• [TEXT BLOCK]:
# # #
Dan Beck, co-founder of 401GO, reveals how a 50-person fintech startup scaled to 2,000+ plans in six years. JD challenges their unit economics and pricing strategy while exploring the future of advisor-driven plan administration.

Live from Wealth@Work 2023, JD Carlson sits down with Dan Beck to dissect 401GO's technology-first approach to the small-business 401(k) market. With unit economics hovering around $1,200 per client and a lean team powering rapid growth, 401GO is redefining how financial advisors deliver plan administration services.

This conversation digs deep into:

• Automation and technology strategy, how 401GO reduces friction in plan setup and ongoing administration
• Pricing models and profitability, what it takes to scale profitably in a competitive market
• The recordkeeper landscape, where 401GO fits and how advisors should evaluate partners
• Coverage gaps and service delivery, which plans and advisors benefit most

Mid-show, Ted Hassie, newly hired Chief Revenue Officer (formerly Human Interest and Paychecks), joins to discuss strategic payroll integrations and the role of payroll partnerships in driving plan adoption.
# # #
• [RECORDED INFORMATION]:
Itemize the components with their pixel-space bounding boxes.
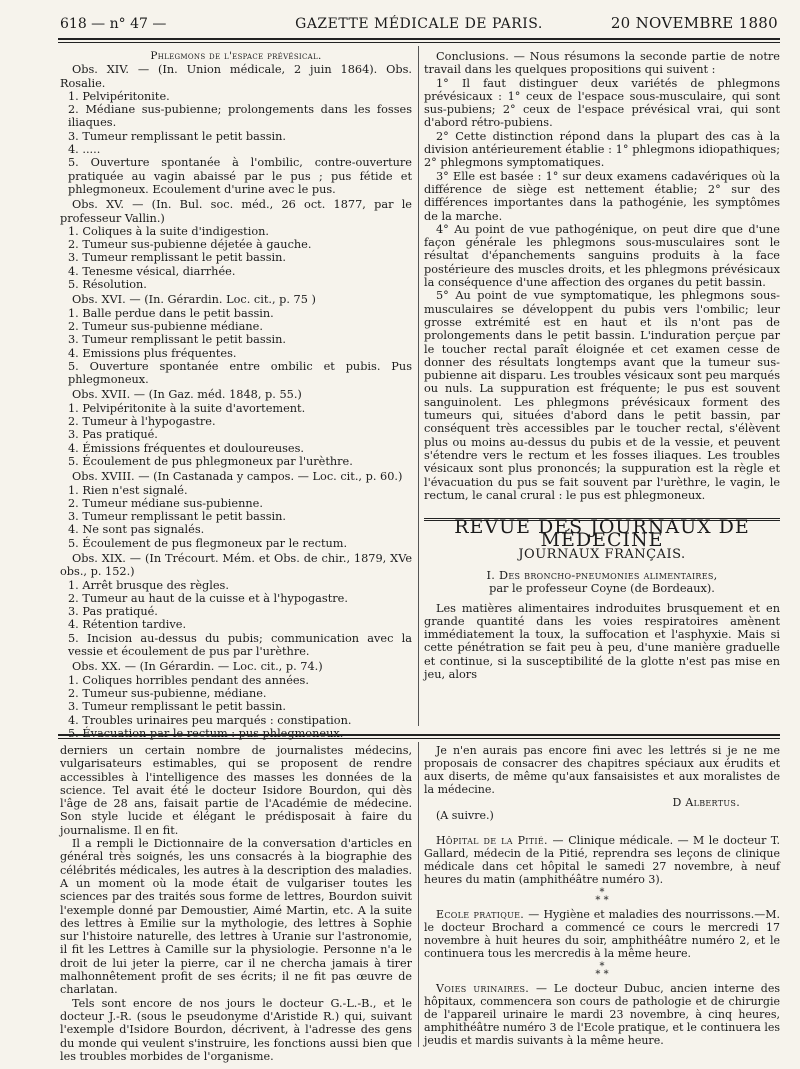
# # #
• [PROBLEM DETAILS]: In the summary of the 401GO conversation, roughly how much are 401GO's unit economics per client?

• [WRITTEN RESPONSE]: About $1,200 per client.